### Problem
Find every line in the records below that contains the word "JSON", and copy each such line.
Begin
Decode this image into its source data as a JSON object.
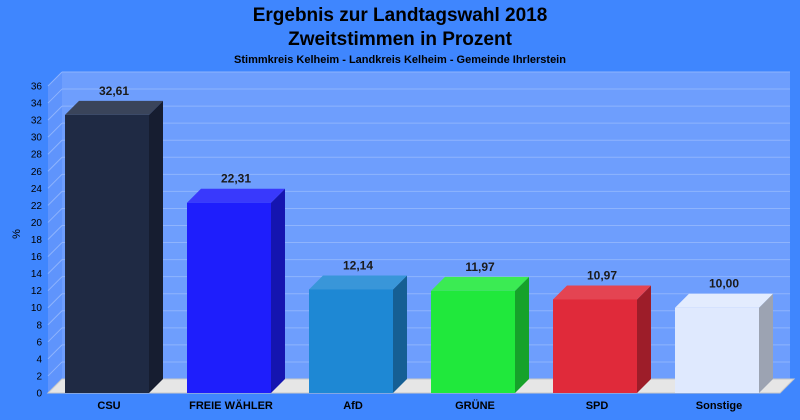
{
  "chart_data": {
    "type": "bar",
    "title": "Ergebnis zur Landtagswahl 2018",
    "subtitle": "Zweitstimmen in Prozent",
    "subsubtitle": "Stimmkreis Kelheim - Landkreis Kelheim - Gemeinde Ihrlerstein",
    "ylabel": "%",
    "xlabel": "",
    "ylim": [
      0,
      36
    ],
    "yticks": [
      0,
      2,
      4,
      6,
      8,
      10,
      12,
      14,
      16,
      18,
      20,
      22,
      24,
      26,
      28,
      30,
      32,
      34,
      36
    ],
    "grid": true,
    "categories": [
      "CSU",
      "FREIE WÄHLER",
      "AfD",
      "GRÜNE",
      "SPD",
      "Sonstige"
    ],
    "values": [
      32.61,
      22.31,
      12.14,
      11.97,
      10.97,
      10.0
    ],
    "value_labels": [
      "32,61",
      "22,31",
      "12,14",
      "11,97",
      "10,97",
      "10,00"
    ],
    "colors": [
      "#1f2a44",
      "#1e1efc",
      "#1e88d4",
      "#20e83c",
      "#e02a3a",
      "#dfe9fe"
    ]
  }
}
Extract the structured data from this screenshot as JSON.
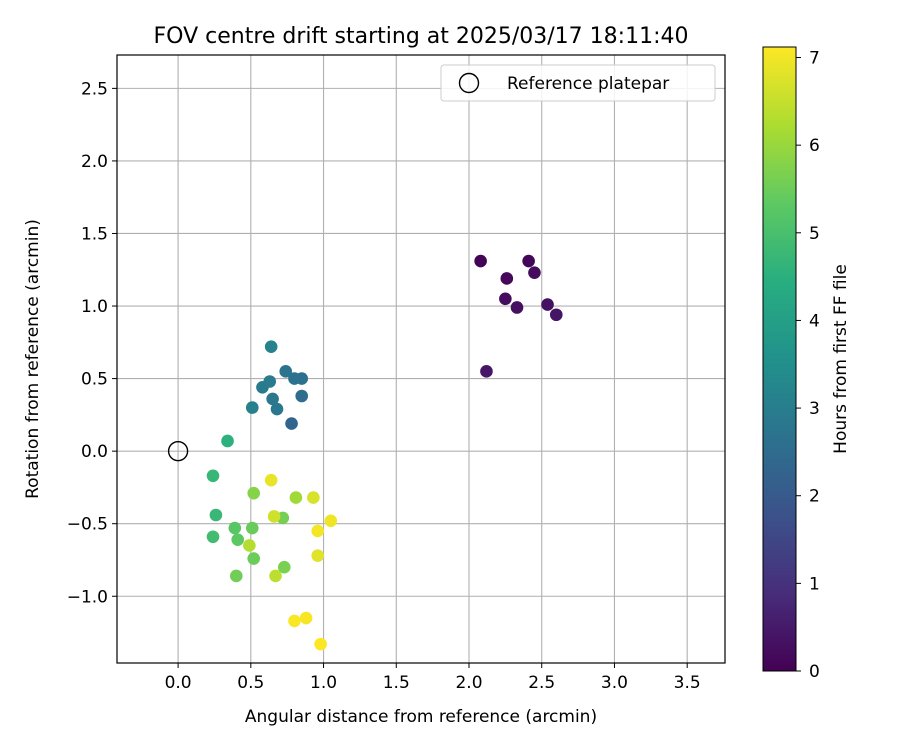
End
### Solution for this task
Decode this image into its source data as a JSON object.
Extract the structured data from this screenshot as JSON.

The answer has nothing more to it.